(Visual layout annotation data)
--- START ---

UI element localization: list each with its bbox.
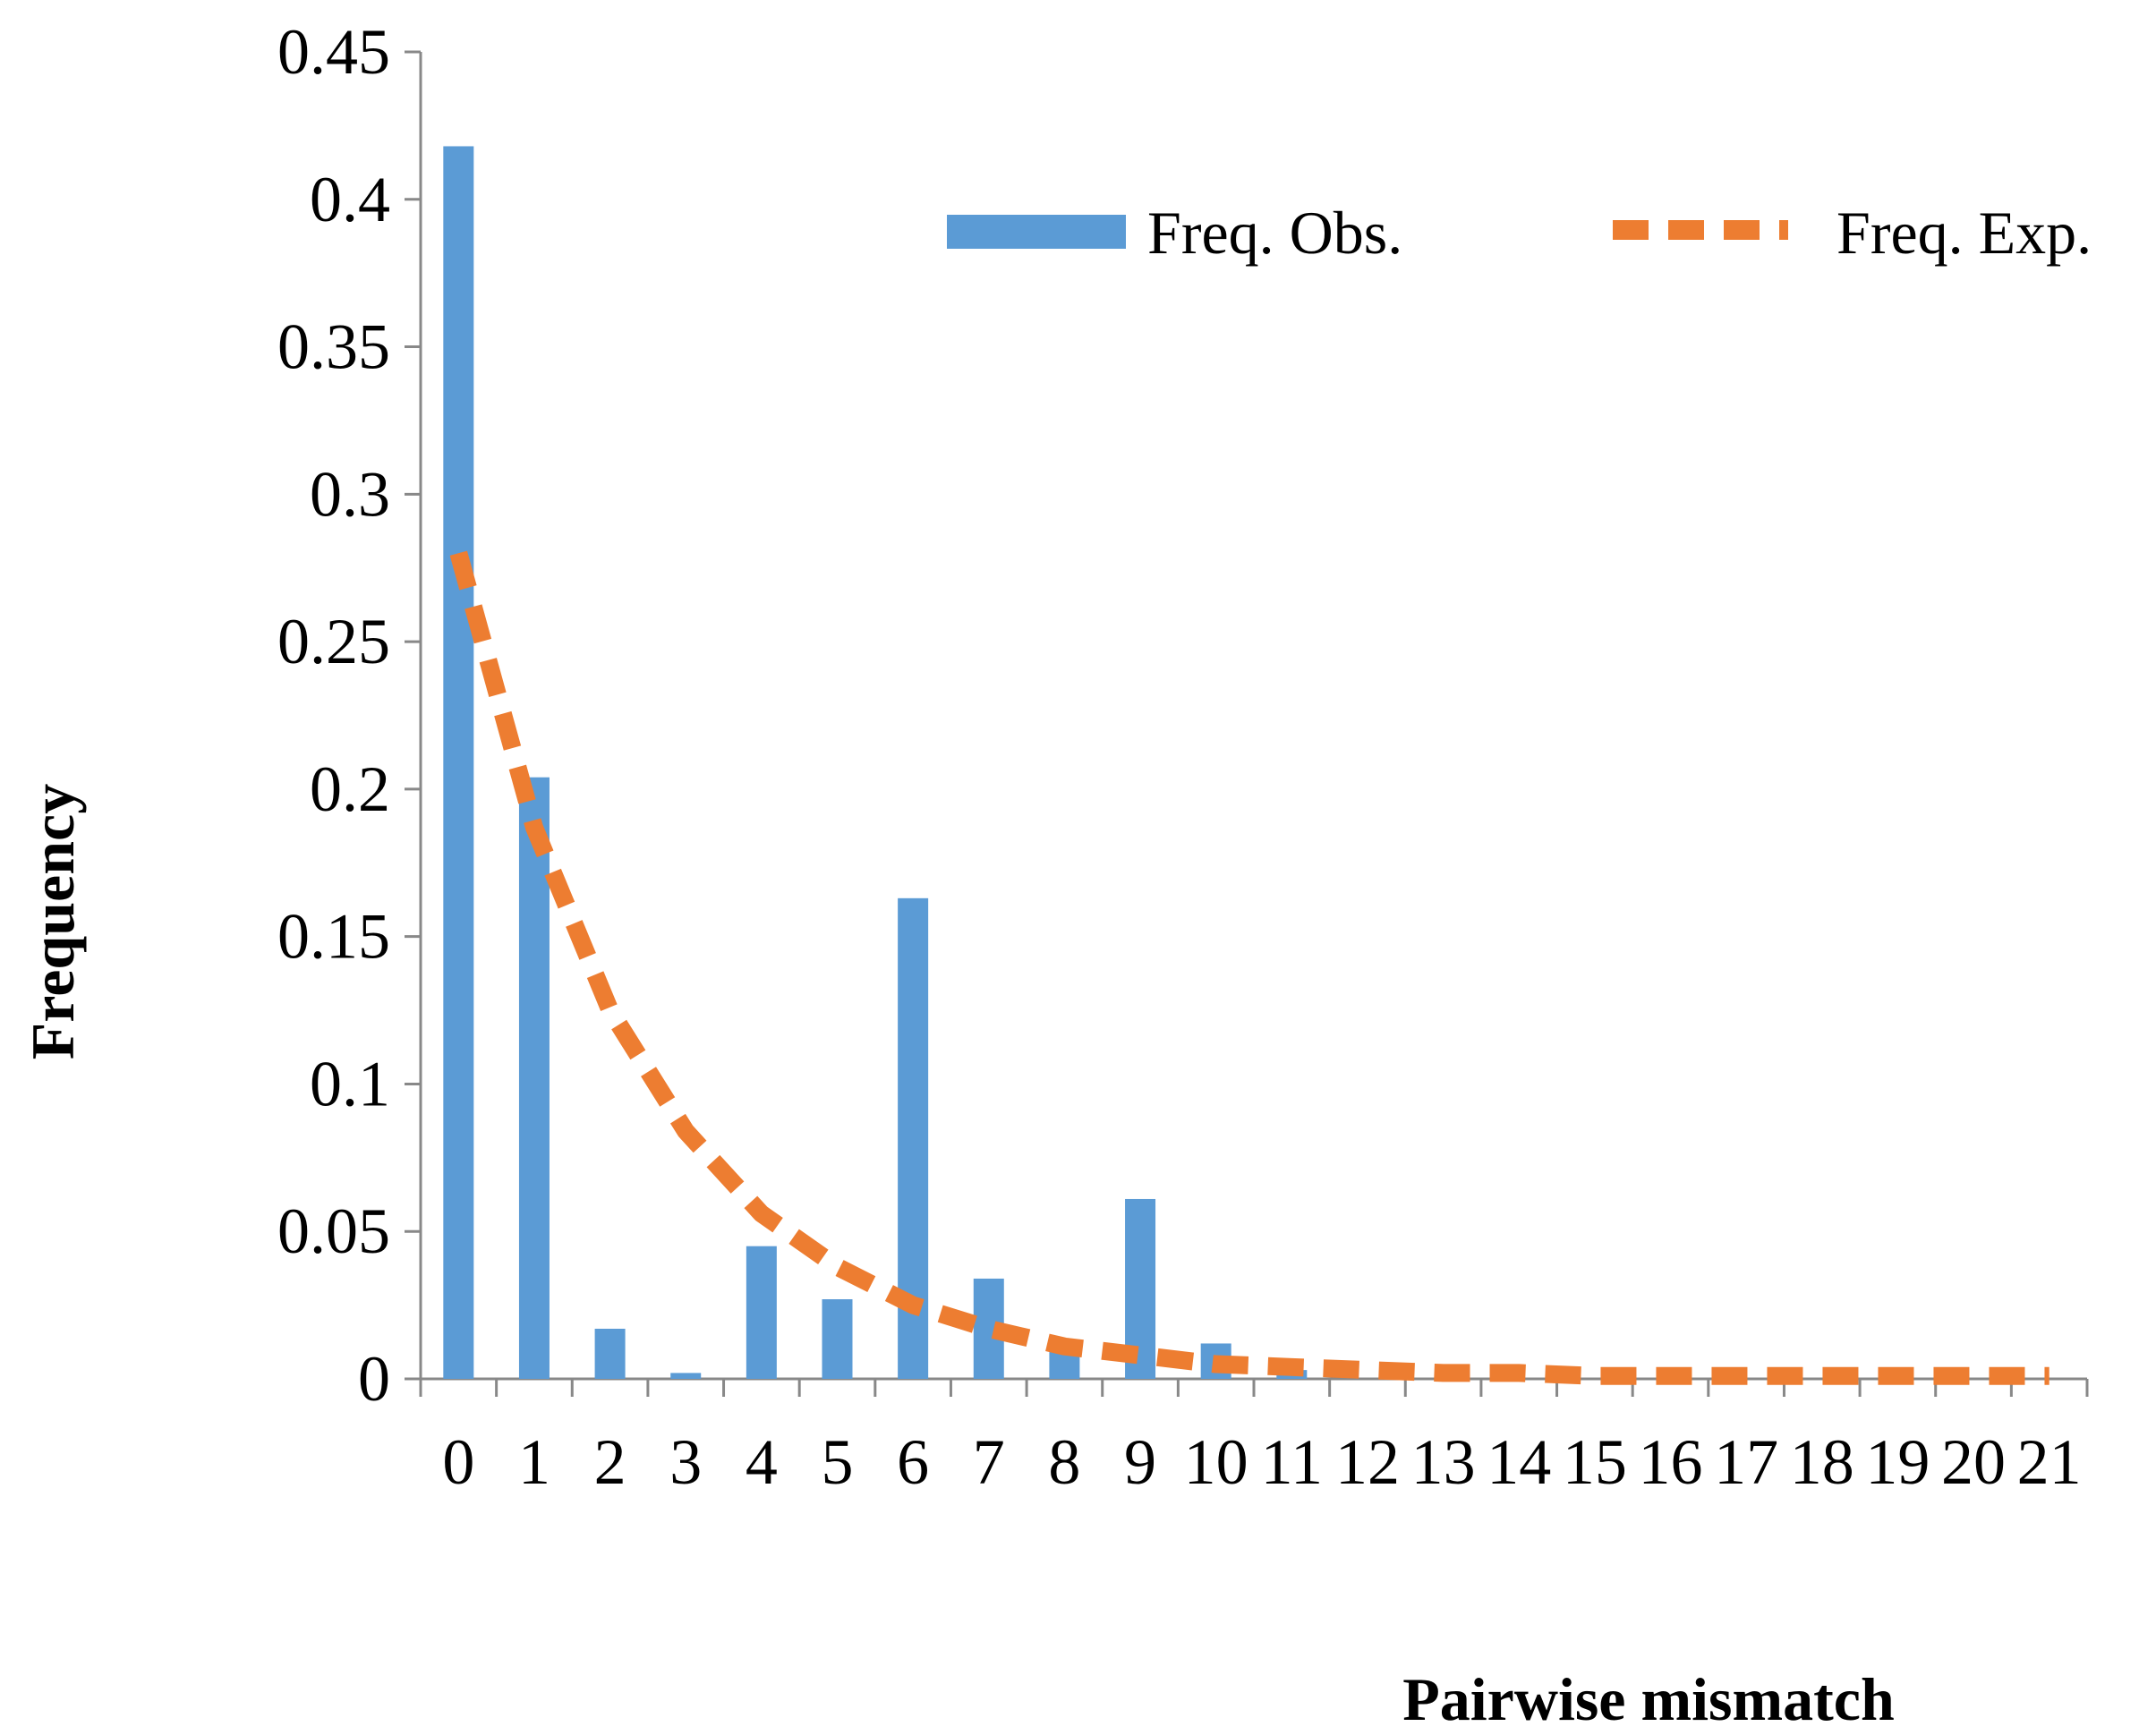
x-tick-label: 4 <box>746 1426 778 1498</box>
bar-observed <box>443 146 474 1380</box>
y-tick-label: 0.25 <box>277 606 390 677</box>
x-tick-label: 0 <box>442 1426 474 1498</box>
y-tick-label: 0 <box>358 1343 390 1415</box>
x-tick-label: 9 <box>1124 1426 1156 1498</box>
x-tick-label: 12 <box>1335 1426 1400 1498</box>
labels-layer: 00.050.10.150.20.250.30.350.40.450 1 2 3 4 5 6… <box>277 16 2082 1498</box>
y-tick-label: 0.35 <box>277 311 390 383</box>
x-tick-label: 18 <box>1790 1426 1854 1498</box>
y-tick-label: 0.05 <box>277 1195 390 1267</box>
bar-observed <box>746 1246 777 1379</box>
x-tick-label: 13 <box>1411 1426 1476 1498</box>
y-tick-label: 0.15 <box>277 901 390 973</box>
x-tick-label: 20 <box>1941 1426 2006 1498</box>
x-tick-label: 11 <box>1261 1426 1323 1498</box>
x-tick-label: 5 <box>822 1426 854 1498</box>
bar-observed <box>822 1299 853 1379</box>
series-line-expected <box>449 550 2049 1385</box>
y-tick-label: 0.2 <box>310 753 390 825</box>
bar-observed <box>670 1373 702 1379</box>
x-tick-label: 8 <box>1048 1426 1080 1498</box>
bars-layer <box>443 146 1308 1380</box>
x-tick-label: 15 <box>1563 1426 1627 1498</box>
legend-label-expected: Freq. Exp. <box>1836 199 2092 267</box>
y-tick-label: 0.3 <box>310 458 390 530</box>
x-tick-label: 2 <box>594 1426 626 1498</box>
x-tick-label: 10 <box>1184 1426 1248 1498</box>
x-tick-label: 17 <box>1714 1426 1778 1498</box>
legend-swatch-observed <box>947 215 1126 249</box>
x-tick-label: 7 <box>973 1426 1005 1498</box>
x-tick-label: 16 <box>1639 1426 1703 1498</box>
bar-observed <box>594 1328 626 1379</box>
x-tick-label: 14 <box>1487 1426 1551 1498</box>
x-tick-label: 6 <box>897 1426 929 1498</box>
legend-label-observed: Freq. Obs. <box>1147 199 1402 267</box>
legend: Freq. Obs. Freq. Exp. <box>947 199 2092 267</box>
y-tick-label: 0.4 <box>310 164 390 235</box>
bar-observed <box>518 777 550 1379</box>
x-tick-label: 21 <box>2017 1426 2082 1498</box>
x-tick-label: 19 <box>1865 1426 1930 1498</box>
expected-line-layer <box>449 550 2049 1385</box>
y-tick-label: 0.1 <box>310 1048 390 1119</box>
x-axis-title: Pairwise mismatch <box>1402 1665 1895 1731</box>
x-tick-label: 3 <box>669 1426 702 1498</box>
y-tick-label: 0.45 <box>277 16 390 88</box>
y-axis-title: Frequency <box>19 784 87 1060</box>
x-tick-label: 1 <box>518 1426 550 1498</box>
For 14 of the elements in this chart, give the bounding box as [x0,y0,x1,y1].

--- END ---

*Exercise directions*
Please reproduce all of the records above, substituting "bar-measured" for every "bar-observed" and leaving everything else unchanged. Leave the pictures out of your answer.

*Solution to this task*
UI element localization: list each with its bbox.
x-tick-label: 4 <box>746 1426 778 1498</box>
bar-measured <box>443 146 474 1380</box>
y-tick-label: 0.25 <box>277 606 390 677</box>
x-tick-label: 0 <box>442 1426 474 1498</box>
y-tick-label: 0 <box>358 1343 390 1415</box>
x-tick-label: 9 <box>1124 1426 1156 1498</box>
x-tick-label: 12 <box>1335 1426 1400 1498</box>
labels-layer: 00.050.10.150.20.250.30.350.40.450 1 2 3 4 5 6… <box>277 16 2082 1498</box>
y-tick-label: 0.35 <box>277 311 390 383</box>
x-tick-label: 18 <box>1790 1426 1854 1498</box>
y-tick-label: 0.05 <box>277 1195 390 1267</box>
bar-measured <box>746 1246 777 1379</box>
x-tick-label: 13 <box>1411 1426 1476 1498</box>
y-tick-label: 0.15 <box>277 901 390 973</box>
x-tick-label: 20 <box>1941 1426 2006 1498</box>
x-tick-label: 11 <box>1261 1426 1323 1498</box>
x-tick-label: 5 <box>822 1426 854 1498</box>
bar-measured <box>822 1299 853 1379</box>
series-line-expected <box>449 550 2049 1385</box>
y-tick-label: 0.2 <box>310 753 390 825</box>
bar-measured <box>670 1373 702 1379</box>
x-tick-label: 8 <box>1048 1426 1080 1498</box>
bars-layer <box>443 146 1308 1380</box>
x-tick-label: 15 <box>1563 1426 1627 1498</box>
legend-label-expected: Freq. Exp. <box>1836 199 2092 267</box>
y-tick-label: 0.3 <box>310 458 390 530</box>
x-tick-label: 2 <box>594 1426 626 1498</box>
x-tick-label: 10 <box>1184 1426 1248 1498</box>
x-tick-label: 17 <box>1714 1426 1778 1498</box>
legend-swatch-observed <box>947 215 1126 249</box>
x-tick-label: 7 <box>973 1426 1005 1498</box>
x-tick-label: 16 <box>1639 1426 1703 1498</box>
bar-measured <box>594 1328 626 1379</box>
x-tick-label: 14 <box>1487 1426 1551 1498</box>
x-tick-label: 6 <box>897 1426 929 1498</box>
legend-label-observed: Freq. Obs. <box>1147 199 1402 267</box>
legend: Freq. Obs. Freq. Exp. <box>947 199 2092 267</box>
y-tick-label: 0.4 <box>310 164 390 235</box>
bar-measured <box>518 777 550 1379</box>
x-tick-label: 21 <box>2017 1426 2082 1498</box>
x-tick-label: 19 <box>1865 1426 1930 1498</box>
expected-line-layer <box>449 550 2049 1385</box>
y-tick-label: 0.1 <box>310 1048 390 1119</box>
x-axis-title: Pairwise mismatch <box>1402 1665 1895 1731</box>
x-tick-label: 3 <box>669 1426 702 1498</box>
y-tick-label: 0.45 <box>277 16 390 88</box>
y-axis-title: Frequency <box>19 784 87 1060</box>
x-tick-label: 1 <box>518 1426 550 1498</box>
For 14 of the elements in this chart, give the bounding box as [x0,y0,x1,y1].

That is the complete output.